**EXERCISE**: Select each line where the word "structured" appears.
═══ EXTRACTED INFORMATION
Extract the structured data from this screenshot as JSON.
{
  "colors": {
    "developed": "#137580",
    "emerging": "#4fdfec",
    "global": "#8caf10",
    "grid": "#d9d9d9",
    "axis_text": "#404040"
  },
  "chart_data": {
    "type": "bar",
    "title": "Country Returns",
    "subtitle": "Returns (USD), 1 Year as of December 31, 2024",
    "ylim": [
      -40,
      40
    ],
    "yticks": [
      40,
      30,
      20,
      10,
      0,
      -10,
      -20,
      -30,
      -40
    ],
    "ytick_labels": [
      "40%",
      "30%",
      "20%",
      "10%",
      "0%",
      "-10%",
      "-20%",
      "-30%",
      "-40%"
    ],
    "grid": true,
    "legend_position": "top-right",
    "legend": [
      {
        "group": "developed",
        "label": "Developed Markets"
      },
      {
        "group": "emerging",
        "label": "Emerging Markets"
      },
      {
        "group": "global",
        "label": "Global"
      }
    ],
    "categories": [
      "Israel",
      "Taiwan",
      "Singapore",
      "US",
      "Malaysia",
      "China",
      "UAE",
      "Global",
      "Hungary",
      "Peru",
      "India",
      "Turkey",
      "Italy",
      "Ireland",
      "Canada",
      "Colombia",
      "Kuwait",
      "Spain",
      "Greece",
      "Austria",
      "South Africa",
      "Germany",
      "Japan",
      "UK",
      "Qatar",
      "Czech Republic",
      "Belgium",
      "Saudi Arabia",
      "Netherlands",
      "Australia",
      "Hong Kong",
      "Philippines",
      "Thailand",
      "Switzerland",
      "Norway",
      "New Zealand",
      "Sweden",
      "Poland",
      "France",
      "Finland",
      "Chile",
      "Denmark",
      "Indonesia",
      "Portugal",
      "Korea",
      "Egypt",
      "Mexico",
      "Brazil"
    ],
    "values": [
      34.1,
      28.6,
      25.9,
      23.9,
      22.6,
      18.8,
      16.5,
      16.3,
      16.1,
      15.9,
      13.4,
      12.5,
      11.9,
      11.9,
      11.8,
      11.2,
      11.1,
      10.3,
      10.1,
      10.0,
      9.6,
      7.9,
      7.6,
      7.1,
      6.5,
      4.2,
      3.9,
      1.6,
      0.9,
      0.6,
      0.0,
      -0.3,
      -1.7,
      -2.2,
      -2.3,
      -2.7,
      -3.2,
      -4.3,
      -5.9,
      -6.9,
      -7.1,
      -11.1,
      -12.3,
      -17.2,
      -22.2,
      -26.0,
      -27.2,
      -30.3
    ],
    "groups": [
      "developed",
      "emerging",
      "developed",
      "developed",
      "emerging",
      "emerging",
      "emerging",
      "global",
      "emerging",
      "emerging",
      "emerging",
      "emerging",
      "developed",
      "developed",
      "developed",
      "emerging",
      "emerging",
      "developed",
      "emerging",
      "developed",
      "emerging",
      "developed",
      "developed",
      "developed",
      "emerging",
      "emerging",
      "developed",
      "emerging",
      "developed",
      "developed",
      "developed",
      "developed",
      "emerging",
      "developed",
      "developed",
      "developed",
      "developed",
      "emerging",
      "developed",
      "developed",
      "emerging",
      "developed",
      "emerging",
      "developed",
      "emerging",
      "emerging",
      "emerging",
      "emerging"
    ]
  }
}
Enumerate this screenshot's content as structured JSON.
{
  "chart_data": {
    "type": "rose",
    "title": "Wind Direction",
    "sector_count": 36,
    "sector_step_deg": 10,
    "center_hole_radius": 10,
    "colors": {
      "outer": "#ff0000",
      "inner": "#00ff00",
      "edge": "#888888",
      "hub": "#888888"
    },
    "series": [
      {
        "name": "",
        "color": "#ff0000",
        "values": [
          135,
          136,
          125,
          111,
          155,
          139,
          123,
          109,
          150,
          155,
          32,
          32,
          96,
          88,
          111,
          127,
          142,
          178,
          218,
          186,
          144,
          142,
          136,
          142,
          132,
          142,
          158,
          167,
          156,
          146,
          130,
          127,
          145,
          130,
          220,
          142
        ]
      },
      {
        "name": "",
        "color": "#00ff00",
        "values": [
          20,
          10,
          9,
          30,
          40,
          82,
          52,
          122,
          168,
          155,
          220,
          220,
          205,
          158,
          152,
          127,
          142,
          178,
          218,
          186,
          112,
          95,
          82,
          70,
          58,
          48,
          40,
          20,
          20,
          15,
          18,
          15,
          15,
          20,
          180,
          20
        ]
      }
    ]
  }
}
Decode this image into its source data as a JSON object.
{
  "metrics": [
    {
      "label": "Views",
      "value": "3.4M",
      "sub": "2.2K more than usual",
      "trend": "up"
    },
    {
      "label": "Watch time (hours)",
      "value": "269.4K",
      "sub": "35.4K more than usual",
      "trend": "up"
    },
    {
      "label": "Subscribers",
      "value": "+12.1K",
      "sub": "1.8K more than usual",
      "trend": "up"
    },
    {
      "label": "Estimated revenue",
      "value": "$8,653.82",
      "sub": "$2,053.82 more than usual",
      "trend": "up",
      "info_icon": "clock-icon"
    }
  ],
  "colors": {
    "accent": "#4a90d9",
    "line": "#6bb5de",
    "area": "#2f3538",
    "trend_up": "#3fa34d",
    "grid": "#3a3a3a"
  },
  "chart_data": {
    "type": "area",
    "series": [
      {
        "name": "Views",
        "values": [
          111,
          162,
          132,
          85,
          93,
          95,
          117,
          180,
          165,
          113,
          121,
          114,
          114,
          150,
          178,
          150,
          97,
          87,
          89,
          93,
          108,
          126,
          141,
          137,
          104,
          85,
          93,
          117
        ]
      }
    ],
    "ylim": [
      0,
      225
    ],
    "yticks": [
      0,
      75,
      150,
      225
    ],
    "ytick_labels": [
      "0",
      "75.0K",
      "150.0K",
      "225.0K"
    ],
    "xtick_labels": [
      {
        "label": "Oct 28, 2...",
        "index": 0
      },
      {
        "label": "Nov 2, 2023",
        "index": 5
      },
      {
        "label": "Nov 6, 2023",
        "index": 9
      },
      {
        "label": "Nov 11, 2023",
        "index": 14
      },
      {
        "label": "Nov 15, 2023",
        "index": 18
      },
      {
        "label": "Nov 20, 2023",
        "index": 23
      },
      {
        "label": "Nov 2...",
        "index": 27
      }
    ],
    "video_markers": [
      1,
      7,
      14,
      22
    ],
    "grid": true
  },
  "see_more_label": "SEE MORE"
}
══════
**TASK RESPONSE**:
Extract the structured data from this screenshot as JSON.
Enumerate this screenshot's content as structured JSON.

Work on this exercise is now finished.